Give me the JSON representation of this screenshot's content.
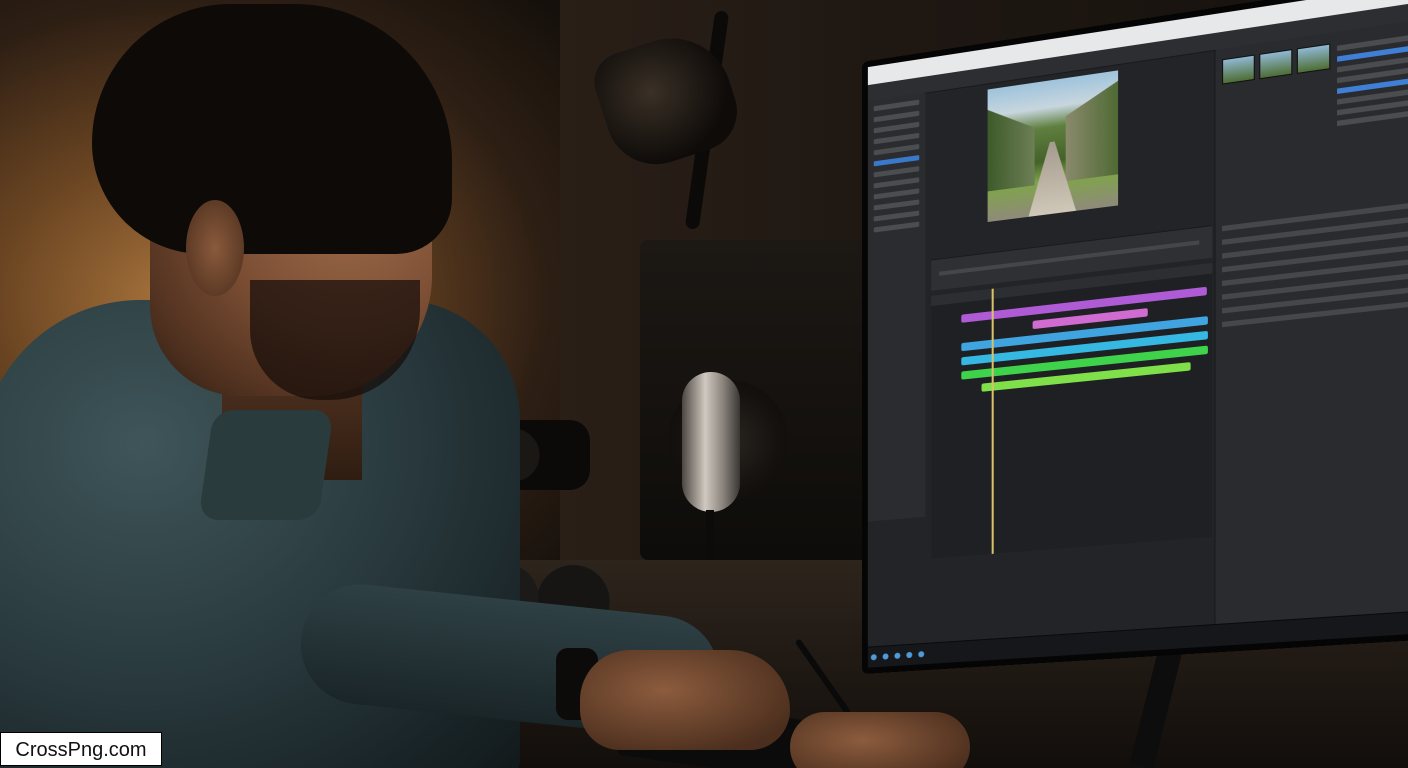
{
  "image": {
    "kind": "photograph",
    "subject": "video-editor-at-monitor"
  },
  "watermark": {
    "text": "CrossPng.com"
  },
  "colors": {
    "track_purple": "#b05bd6",
    "track_pink": "#d06bd2",
    "track_blue": "#3fa4e0",
    "track_cyan": "#35b8e2",
    "track_green": "#3fd34b",
    "track_lime": "#7fe04a",
    "accent_blue": "#3a78c9"
  },
  "icons": [
    "lamp-icon",
    "microphone-icon",
    "headphones-icon",
    "speaker-icon",
    "camera-icon",
    "keyboard-icon",
    "pen-icon",
    "watch-icon"
  ]
}
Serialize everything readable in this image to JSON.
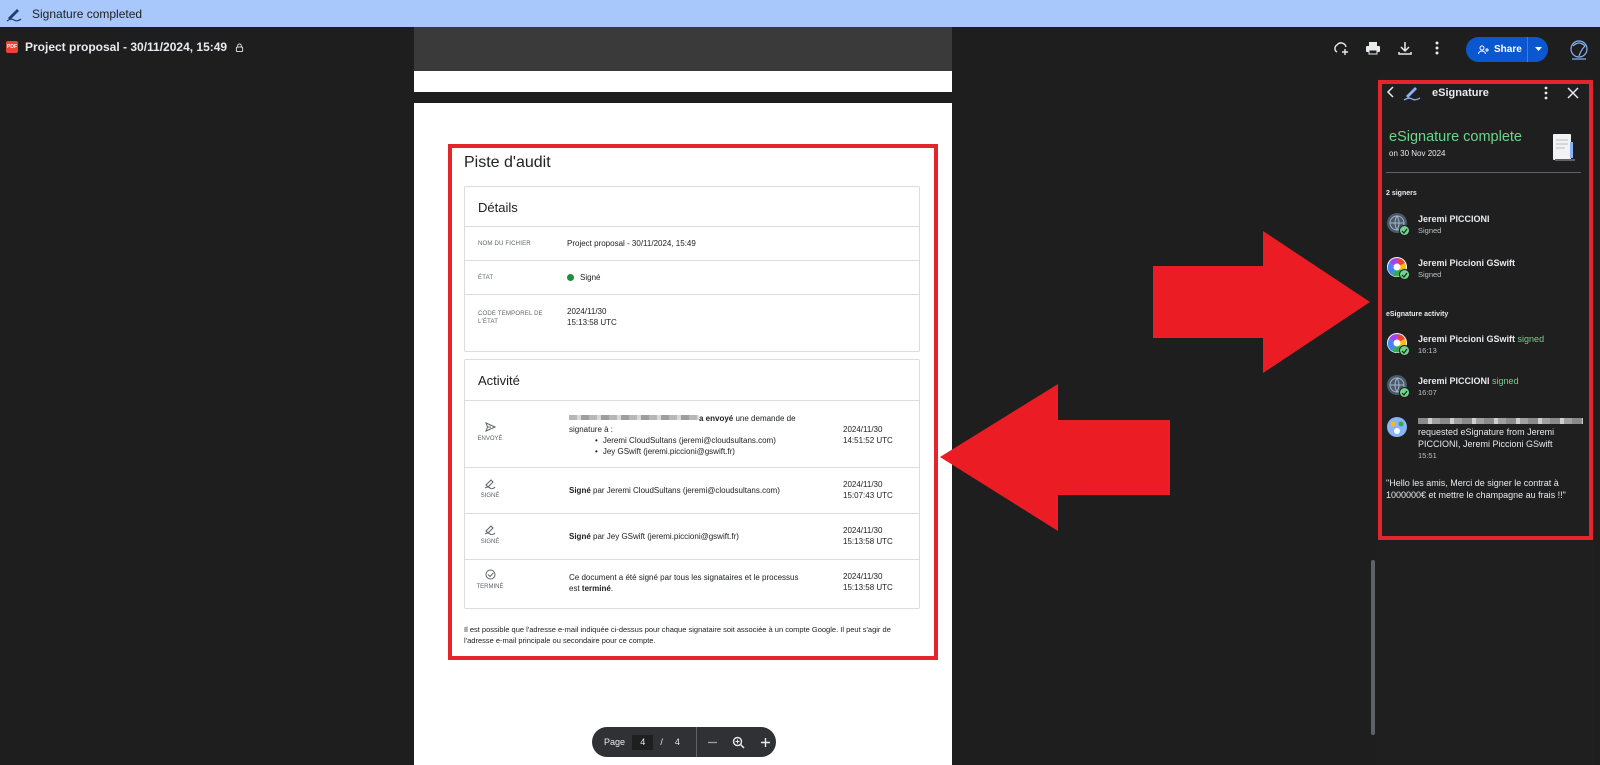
{
  "window": {
    "title": "Signature completed"
  },
  "file": {
    "badge": "PDF",
    "title": "Project proposal - 30/11/2024, 15:49"
  },
  "toolbar": {
    "share_label": "Share"
  },
  "audit": {
    "title": "Piste d'audit",
    "details": {
      "heading": "Détails",
      "rows": [
        {
          "key": "NOM DU FICHIER",
          "value": "Project proposal - 30/11/2024, 15:49"
        },
        {
          "key": "ÉTAT",
          "value": "Signé"
        },
        {
          "key": "CODE TEMPOREL DE L'ÉTAT",
          "value_line1": "2024/11/30",
          "value_line2": "15:13:58 UTC"
        }
      ]
    },
    "activity": {
      "heading": "Activité",
      "items": [
        {
          "label": "ENVOYÉ",
          "text_bold": "a envoyé",
          "text_rest": " une demande de signature à :",
          "recipients": [
            "Jeremi CloudSultans (jeremi@cloudsultans.com)",
            "Jey GSwift (jeremi.piccioni@gswift.fr)"
          ],
          "date": "2024/11/30",
          "time": "14:51:52 UTC"
        },
        {
          "label": "SIGNÉ",
          "text_bold": "Signé",
          "text_rest": " par Jeremi CloudSultans (jeremi@cloudsultans.com)",
          "date": "2024/11/30",
          "time": "15:07:43 UTC"
        },
        {
          "label": "SIGNÉ",
          "text_bold": "Signé",
          "text_rest": " par Jey GSwift (jeremi.piccioni@gswift.fr)",
          "date": "2024/11/30",
          "time": "15:13:58 UTC"
        },
        {
          "label": "TERMINÉ",
          "text_rest": "Ce document a été signé par tous les signataires et le processus est ",
          "text_bold": "terminé",
          "text_end": ".",
          "date": "2024/11/30",
          "time": "15:13:58 UTC"
        }
      ]
    },
    "footnote": "Il est possible que l'adresse e-mail indiquée ci-dessus pour chaque signataire soit associée à un compte Google. Il peut s'agir de l'adresse e-mail principale ou secondaire pour ce compte."
  },
  "pager": {
    "page_label": "Page",
    "current": "4",
    "separator": "/",
    "total": "4"
  },
  "panel": {
    "title": "eSignature",
    "complete_title": "eSignature complete",
    "complete_date": "on 30 Nov 2024",
    "signers_label": "2 signers",
    "signers": [
      {
        "name": "Jeremi PICCIONI",
        "status": "Signed"
      },
      {
        "name": "Jeremi Piccioni GSwift",
        "status": "Signed"
      }
    ],
    "activity_label": "eSignature activity",
    "activity": [
      {
        "name": "Jeremi Piccioni GSwift",
        "action": "signed",
        "time": "16:13"
      },
      {
        "name": "Jeremi PICCIONI",
        "action": "signed",
        "time": "16:07"
      }
    ],
    "request": {
      "text": "requested eSignature from Jeremi PICCIONI, Jeremi Piccioni GSwift",
      "time": "15:51"
    },
    "message": "\"Hello les amis, Merci de signer le contrat à 1000000€ et mettre le champagne au frais !!\""
  },
  "colors": {
    "highlight": "#e3262b",
    "accent_green": "#6dd58c",
    "share_blue": "#0b57d0"
  }
}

# # # # # # #

## What to do
Copy every record above exactly, leaving out the pictures.

## Correct response
Give me the JSON representation of this screenshot's content.
{
  "image": {
    "kind": "photograph",
    "subject": "video-editor-at-monitor"
  },
  "watermark": {
    "text": "CrossPng.com"
  },
  "colors": {
    "track_purple": "#b05bd6",
    "track_pink": "#d06bd2",
    "track_blue": "#3fa4e0",
    "track_cyan": "#35b8e2",
    "track_green": "#3fd34b",
    "track_lime": "#7fe04a",
    "accent_blue": "#3a78c9"
  },
  "icons": [
    "lamp-icon",
    "microphone-icon",
    "headphones-icon",
    "speaker-icon",
    "camera-icon",
    "keyboard-icon",
    "pen-icon",
    "watch-icon"
  ]
}
Serialize everything readable in this image to JSON.
{
  "window": {
    "title": "Signature completed"
  },
  "file": {
    "badge": "PDF",
    "title": "Project proposal - 30/11/2024, 15:49"
  },
  "toolbar": {
    "share_label": "Share"
  },
  "audit": {
    "title": "Piste d'audit",
    "details": {
      "heading": "Détails",
      "rows": [
        {
          "key": "NOM DU FICHIER",
          "value": "Project proposal - 30/11/2024, 15:49"
        },
        {
          "key": "ÉTAT",
          "value": "Signé"
        },
        {
          "key": "CODE TEMPOREL DE L'ÉTAT",
          "value_line1": "2024/11/30",
          "value_line2": "15:13:58 UTC"
        }
      ]
    },
    "activity": {
      "heading": "Activité",
      "items": [
        {
          "label": "ENVOYÉ",
          "text_bold": "a envoyé",
          "text_rest": " une demande de signature à :",
          "recipients": [
            "Jeremi CloudSultans (jeremi@cloudsultans.com)",
            "Jey GSwift (jeremi.piccioni@gswift.fr)"
          ],
          "date": "2024/11/30",
          "time": "14:51:52 UTC"
        },
        {
          "label": "SIGNÉ",
          "text_bold": "Signé",
          "text_rest": " par Jeremi CloudSultans (jeremi@cloudsultans.com)",
          "date": "2024/11/30",
          "time": "15:07:43 UTC"
        },
        {
          "label": "SIGNÉ",
          "text_bold": "Signé",
          "text_rest": " par Jey GSwift (jeremi.piccioni@gswift.fr)",
          "date": "2024/11/30",
          "time": "15:13:58 UTC"
        },
        {
          "label": "TERMINÉ",
          "text_rest": "Ce document a été signé par tous les signataires et le processus est ",
          "text_bold": "terminé",
          "text_end": ".",
          "date": "2024/11/30",
          "time": "15:13:58 UTC"
        }
      ]
    },
    "footnote": "Il est possible que l'adresse e-mail indiquée ci-dessus pour chaque signataire soit associée à un compte Google. Il peut s'agir de l'adresse e-mail principale ou secondaire pour ce compte."
  },
  "pager": {
    "page_label": "Page",
    "current": "4",
    "separator": "/",
    "total": "4"
  },
  "panel": {
    "title": "eSignature",
    "complete_title": "eSignature complete",
    "complete_date": "on 30 Nov 2024",
    "signers_label": "2 signers",
    "signers": [
      {
        "name": "Jeremi PICCIONI",
        "status": "Signed"
      },
      {
        "name": "Jeremi Piccioni GSwift",
        "status": "Signed"
      }
    ],
    "activity_label": "eSignature activity",
    "activity": [
      {
        "name": "Jeremi Piccioni GSwift",
        "action": "signed",
        "time": "16:13"
      },
      {
        "name": "Jeremi PICCIONI",
        "action": "signed",
        "time": "16:07"
      }
    ],
    "request": {
      "text": "requested eSignature from Jeremi PICCIONI, Jeremi Piccioni GSwift",
      "time": "15:51"
    },
    "message": "\"Hello les amis, Merci de signer le contrat à 1000000€ et mettre le champagne au frais !!\""
  },
  "colors": {
    "highlight": "#e3262b",
    "accent_green": "#6dd58c",
    "share_blue": "#0b57d0"
  }
}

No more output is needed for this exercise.